* [What is being asked] Copy all entries without alteration and skip the pictures they hold.

[Saved entries]

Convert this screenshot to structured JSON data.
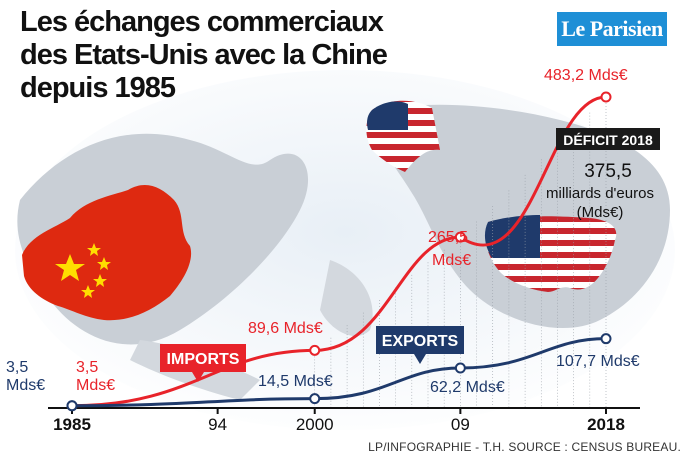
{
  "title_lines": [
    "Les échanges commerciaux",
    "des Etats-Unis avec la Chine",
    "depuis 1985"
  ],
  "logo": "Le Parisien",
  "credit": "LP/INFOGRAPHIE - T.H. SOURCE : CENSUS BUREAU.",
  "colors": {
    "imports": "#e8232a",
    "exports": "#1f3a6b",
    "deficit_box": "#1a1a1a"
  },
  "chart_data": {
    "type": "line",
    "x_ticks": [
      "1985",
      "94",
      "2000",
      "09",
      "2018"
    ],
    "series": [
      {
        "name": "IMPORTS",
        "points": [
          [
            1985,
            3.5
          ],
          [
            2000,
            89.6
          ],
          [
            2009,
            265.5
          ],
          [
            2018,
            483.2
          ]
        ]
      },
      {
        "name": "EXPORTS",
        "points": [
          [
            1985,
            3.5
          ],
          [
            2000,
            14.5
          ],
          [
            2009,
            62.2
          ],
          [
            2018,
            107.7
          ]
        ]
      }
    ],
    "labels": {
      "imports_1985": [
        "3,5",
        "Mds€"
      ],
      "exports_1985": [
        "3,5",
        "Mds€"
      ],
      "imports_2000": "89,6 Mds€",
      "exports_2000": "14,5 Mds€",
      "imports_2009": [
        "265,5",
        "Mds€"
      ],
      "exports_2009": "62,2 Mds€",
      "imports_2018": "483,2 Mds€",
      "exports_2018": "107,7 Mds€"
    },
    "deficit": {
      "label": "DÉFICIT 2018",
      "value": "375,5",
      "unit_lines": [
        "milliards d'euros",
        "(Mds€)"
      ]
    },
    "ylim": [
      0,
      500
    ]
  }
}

* [Correct answer]
Convert this screenshot to structured JSON data.
{
  "title_lines": [
    "Les échanges commerciaux",
    "des Etats-Unis avec la Chine",
    "depuis 1985"
  ],
  "logo": "Le Parisien",
  "credit": "LP/INFOGRAPHIE - T.H. SOURCE : CENSUS BUREAU.",
  "colors": {
    "imports": "#e8232a",
    "exports": "#1f3a6b",
    "deficit_box": "#1a1a1a"
  },
  "chart_data": {
    "type": "line",
    "x_ticks": [
      "1985",
      "94",
      "2000",
      "09",
      "2018"
    ],
    "series": [
      {
        "name": "IMPORTS",
        "points": [
          [
            1985,
            3.5
          ],
          [
            2000,
            89.6
          ],
          [
            2009,
            265.5
          ],
          [
            2018,
            483.2
          ]
        ]
      },
      {
        "name": "EXPORTS",
        "points": [
          [
            1985,
            3.5
          ],
          [
            2000,
            14.5
          ],
          [
            2009,
            62.2
          ],
          [
            2018,
            107.7
          ]
        ]
      }
    ],
    "labels": {
      "imports_1985": [
        "3,5",
        "Mds€"
      ],
      "exports_1985": [
        "3,5",
        "Mds€"
      ],
      "imports_2000": "89,6 Mds€",
      "exports_2000": "14,5 Mds€",
      "imports_2009": [
        "265,5",
        "Mds€"
      ],
      "exports_2009": "62,2 Mds€",
      "imports_2018": "483,2 Mds€",
      "exports_2018": "107,7 Mds€"
    },
    "deficit": {
      "label": "DÉFICIT 2018",
      "value": "375,5",
      "unit_lines": [
        "milliards d'euros",
        "(Mds€)"
      ]
    },
    "ylim": [
      0,
      500
    ]
  }
}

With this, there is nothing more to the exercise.